### Direction
The entries below should be quoted exactly, with no pictures carried over.

### Task data
- - - - - - -

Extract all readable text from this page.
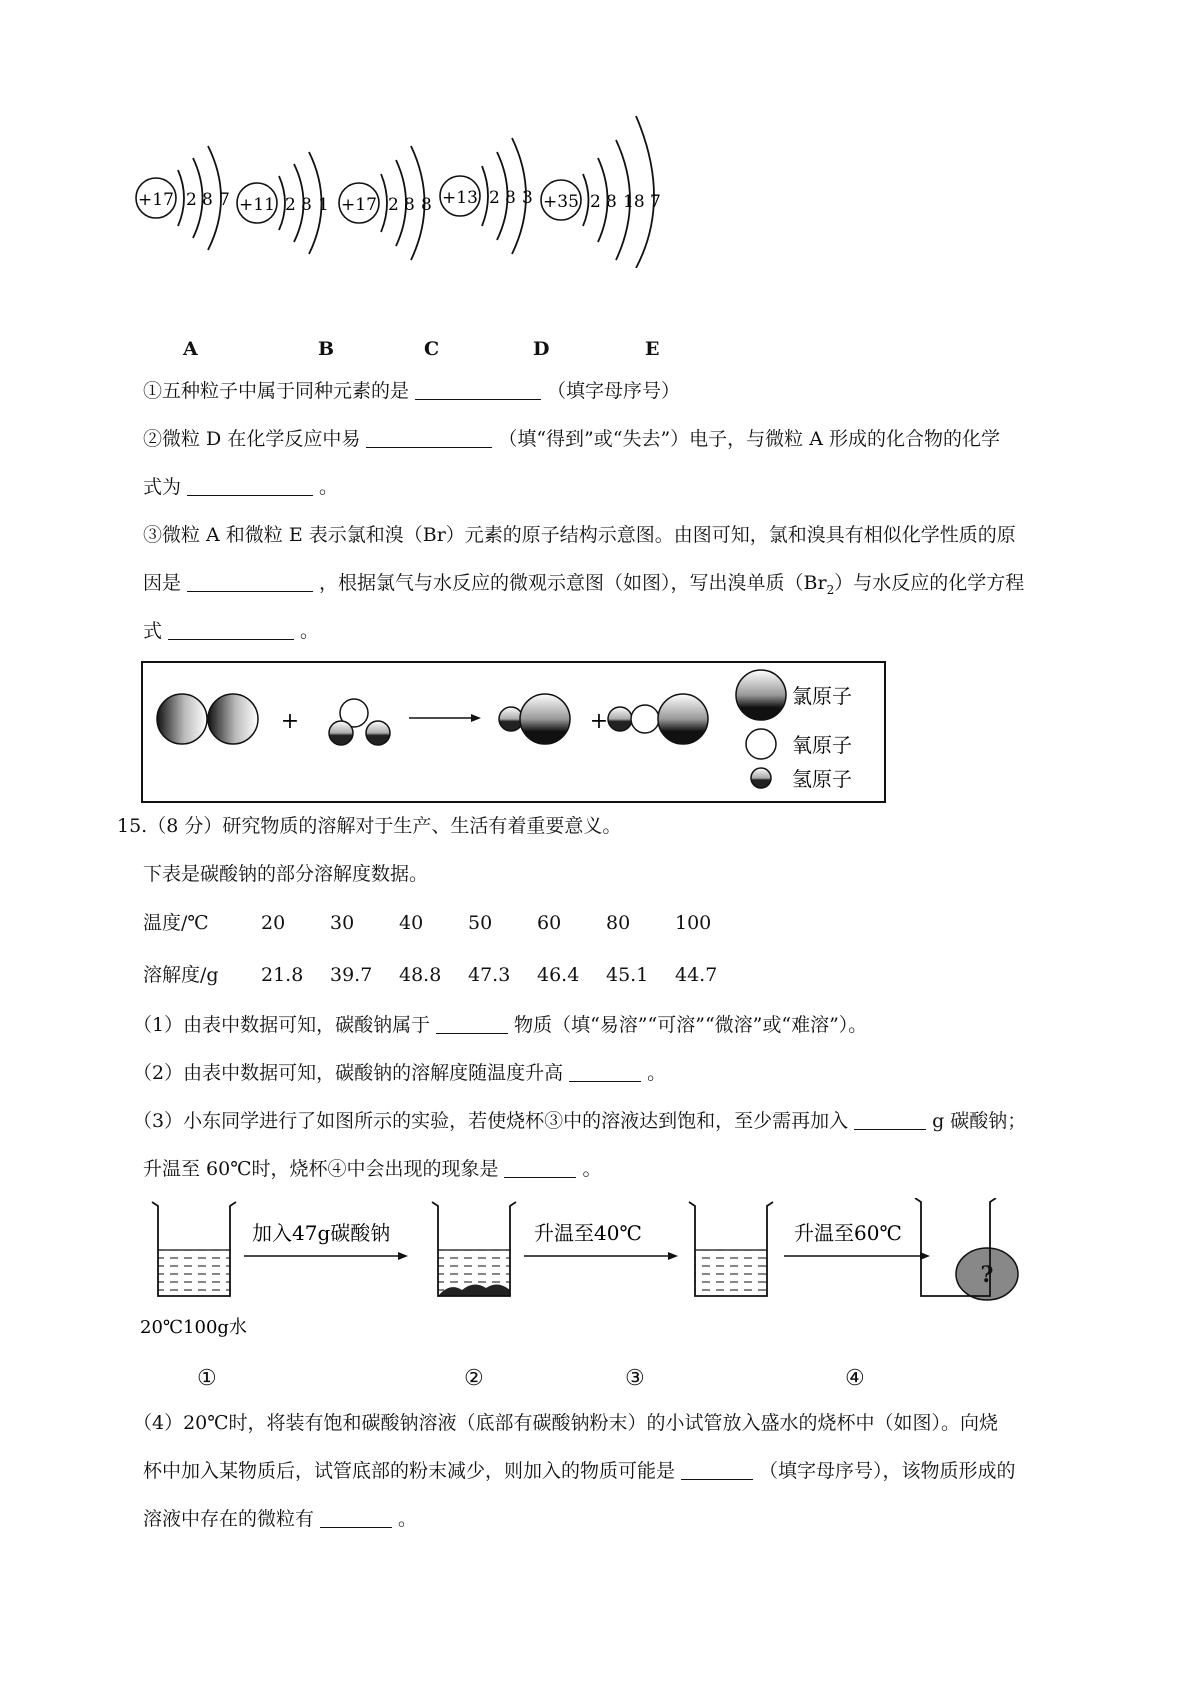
+17 2 8 7 +11 2 8 1 +17 2 8 8 +13 2 8 3 +35 2 8 18 7
A	B	C	D	E
①五种粒子中属于同种元素的是	（填字母序号）
②微粒 D 在化学反应中易	（填“得到”或“失去”）电子，与微粒 A 形成的化合物的化学
式为	。
③微粒 A 和微粒 E 表示氯和溴（Br）元素的原子结构示意图。由图可知，氯和溴具有相似化学性质的原
因是	，根据氯气与水反应的微观示意图（如图），写出溴单质$(Br_2)$与水反应的化学方程
式	。
+	+
氯原子
氧原子
氢原子
15.（8 分）研究物质的溶解对于生产、生活有着重要意义。
下表是碳酸钠的部分溶解度数据。
温度/℃	20 30 40 50 60 80 100
溶解度/g 21.8 39.7 48.8 47.3 46.4 45.1 44.7
（1）由表中数据可知，碳酸钠属于	物质（填“易溶”“可溶”“微溶”或“难溶”）。
（2）由表中数据可知，碳酸钠的溶解度随温度升高	。
（3）小东同学进行了如图所示的实验，若使烧杯③中的溶液达到饱和，至少需再加入	g 碳酸钠；
升温至 60℃时，烧杯④中会出现的现象是	。
加入47g碳酸钠	升温至40℃	升温至60℃
?
20℃100g水
①	②	③	④
（4）20℃时，将装有饱和碳酸钠溶液（底部有碳酸钠粉末）的小试管放入盛水的烧杯中（如图）。向烧
杯中加入某物质后，试管底部的粉末减少，则加入的物质可能是	（填字母序号），该物质形成的
溶液中存在的微粒有	。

- - - - - - -

### Solution for this task
Extract all readable text from this page.
+17 2 8 7 +11 2 8 1 +17 2 8 8 +13 2 8 3 +35 2 8 18 7
A	B	C	D	E
①五种粒子中属于同种元素的是	（填字母序号）
②微粒 D 在化学反应中易	（填“得到”或“失去”）电子，与微粒 A 形成的化合物的化学
式为	。
③微粒 A 和微粒 E 表示氯和溴（Br）元素的原子结构示意图。由图可知，氯和溴具有相似化学性质的原
因是	，根据氯气与水反应的微观示意图（如图），写出溴单质$(Br_2)$与水反应的化学方程
式	。
+	+
氯原子
氧原子
氢原子
15.（8 分）研究物质的溶解对于生产、生活有着重要意义。
下表是碳酸钠的部分溶解度数据。
温度/℃	20 30 40 50 60 80 100
溶解度/g 21.8 39.7 48.8 47.3 46.4 45.1 44.7
（1）由表中数据可知，碳酸钠属于	物质（填“易溶”“可溶”“微溶”或“难溶”）。
（2）由表中数据可知，碳酸钠的溶解度随温度升高	。
（3）小东同学进行了如图所示的实验，若使烧杯③中的溶液达到饱和，至少需再加入	g 碳酸钠；
升温至 60℃时，烧杯④中会出现的现象是	。
加入47g碳酸钠	升温至40℃	升温至60℃
?
20℃100g水
①	②	③	④
（4）20℃时，将装有饱和碳酸钠溶液（底部有碳酸钠粉末）的小试管放入盛水的烧杯中（如图）。向烧
杯中加入某物质后，试管底部的粉末减少，则加入的物质可能是	（填字母序号），该物质形成的
溶液中存在的微粒有	。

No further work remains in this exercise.